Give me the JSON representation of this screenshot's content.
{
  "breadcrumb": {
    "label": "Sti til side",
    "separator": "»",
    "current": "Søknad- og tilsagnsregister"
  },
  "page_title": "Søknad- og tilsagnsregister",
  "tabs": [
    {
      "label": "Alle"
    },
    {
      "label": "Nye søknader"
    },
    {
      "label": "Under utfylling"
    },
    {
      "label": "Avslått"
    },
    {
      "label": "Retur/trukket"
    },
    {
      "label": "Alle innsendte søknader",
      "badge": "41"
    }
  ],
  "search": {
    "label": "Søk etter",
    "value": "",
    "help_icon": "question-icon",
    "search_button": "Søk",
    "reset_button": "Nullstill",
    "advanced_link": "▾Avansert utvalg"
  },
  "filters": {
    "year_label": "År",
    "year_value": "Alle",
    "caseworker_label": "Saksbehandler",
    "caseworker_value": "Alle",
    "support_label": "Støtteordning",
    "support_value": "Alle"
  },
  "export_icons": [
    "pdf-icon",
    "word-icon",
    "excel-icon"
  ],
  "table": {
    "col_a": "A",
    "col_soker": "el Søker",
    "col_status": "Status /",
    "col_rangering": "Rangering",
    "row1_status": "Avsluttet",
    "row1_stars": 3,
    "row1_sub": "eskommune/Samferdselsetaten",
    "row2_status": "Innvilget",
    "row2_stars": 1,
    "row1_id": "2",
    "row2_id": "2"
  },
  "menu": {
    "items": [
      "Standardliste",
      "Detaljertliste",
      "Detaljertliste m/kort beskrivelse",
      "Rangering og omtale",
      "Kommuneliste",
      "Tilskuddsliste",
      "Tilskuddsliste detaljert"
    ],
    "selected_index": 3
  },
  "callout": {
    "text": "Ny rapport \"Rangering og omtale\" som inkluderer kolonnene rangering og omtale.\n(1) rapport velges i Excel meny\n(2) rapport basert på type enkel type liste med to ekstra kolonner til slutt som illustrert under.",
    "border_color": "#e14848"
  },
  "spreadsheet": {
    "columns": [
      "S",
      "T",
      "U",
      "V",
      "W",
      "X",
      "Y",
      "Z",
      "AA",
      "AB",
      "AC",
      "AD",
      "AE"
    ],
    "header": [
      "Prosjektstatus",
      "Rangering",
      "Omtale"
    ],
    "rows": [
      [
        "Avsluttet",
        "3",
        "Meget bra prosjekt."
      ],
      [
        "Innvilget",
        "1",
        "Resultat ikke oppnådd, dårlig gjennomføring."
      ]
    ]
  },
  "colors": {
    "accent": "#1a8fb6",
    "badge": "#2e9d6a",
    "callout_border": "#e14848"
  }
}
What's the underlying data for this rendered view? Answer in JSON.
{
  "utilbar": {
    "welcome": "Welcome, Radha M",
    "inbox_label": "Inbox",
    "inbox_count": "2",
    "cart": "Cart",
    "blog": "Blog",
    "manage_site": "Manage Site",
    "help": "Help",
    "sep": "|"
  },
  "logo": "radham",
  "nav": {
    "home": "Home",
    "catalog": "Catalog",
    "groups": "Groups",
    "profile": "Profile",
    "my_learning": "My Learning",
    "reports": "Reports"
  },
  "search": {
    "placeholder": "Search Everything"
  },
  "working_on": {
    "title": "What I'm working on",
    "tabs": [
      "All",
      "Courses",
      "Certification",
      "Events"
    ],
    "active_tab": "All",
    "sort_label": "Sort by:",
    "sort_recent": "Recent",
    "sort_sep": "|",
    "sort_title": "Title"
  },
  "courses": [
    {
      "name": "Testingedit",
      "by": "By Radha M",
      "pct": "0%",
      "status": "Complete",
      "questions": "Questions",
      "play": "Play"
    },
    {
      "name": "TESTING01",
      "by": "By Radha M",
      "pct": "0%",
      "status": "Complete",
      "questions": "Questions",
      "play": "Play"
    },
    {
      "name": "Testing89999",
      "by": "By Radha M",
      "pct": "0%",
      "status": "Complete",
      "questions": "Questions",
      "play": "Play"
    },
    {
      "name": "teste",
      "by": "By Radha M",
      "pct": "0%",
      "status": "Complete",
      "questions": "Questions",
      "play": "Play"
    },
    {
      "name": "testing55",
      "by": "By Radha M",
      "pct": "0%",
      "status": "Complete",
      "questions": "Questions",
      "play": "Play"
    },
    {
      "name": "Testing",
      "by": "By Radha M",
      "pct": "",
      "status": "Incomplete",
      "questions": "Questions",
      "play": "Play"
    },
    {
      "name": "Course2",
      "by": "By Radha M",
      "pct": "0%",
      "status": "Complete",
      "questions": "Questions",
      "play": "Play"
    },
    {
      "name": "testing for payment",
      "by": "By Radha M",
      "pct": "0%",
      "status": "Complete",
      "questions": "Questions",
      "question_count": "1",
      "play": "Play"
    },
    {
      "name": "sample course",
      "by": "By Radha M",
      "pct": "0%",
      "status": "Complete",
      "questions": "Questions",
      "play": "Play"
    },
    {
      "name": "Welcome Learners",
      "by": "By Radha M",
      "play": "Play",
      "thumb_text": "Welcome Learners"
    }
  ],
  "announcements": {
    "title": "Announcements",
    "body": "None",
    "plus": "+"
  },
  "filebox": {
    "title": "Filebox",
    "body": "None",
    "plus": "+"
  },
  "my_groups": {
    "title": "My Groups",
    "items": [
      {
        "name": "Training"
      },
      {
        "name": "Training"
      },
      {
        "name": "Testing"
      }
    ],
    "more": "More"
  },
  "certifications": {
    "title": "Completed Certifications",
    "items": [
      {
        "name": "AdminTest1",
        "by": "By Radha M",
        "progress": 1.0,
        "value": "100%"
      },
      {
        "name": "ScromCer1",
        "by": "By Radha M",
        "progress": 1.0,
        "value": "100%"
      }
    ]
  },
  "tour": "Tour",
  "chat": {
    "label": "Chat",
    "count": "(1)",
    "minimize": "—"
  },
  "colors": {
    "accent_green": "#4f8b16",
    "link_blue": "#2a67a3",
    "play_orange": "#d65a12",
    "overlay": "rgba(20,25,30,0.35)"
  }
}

• **WRITTEN REQUEST**
Return every line in the listing that contains the word "Alle".

• **WRITTEN REPLY**
      "label": "Alle"
      "label": "Alle innsendte søknader",
    "year_value": "Alle",
    "caseworker_value": "Alle",
    "support_value": "Alle"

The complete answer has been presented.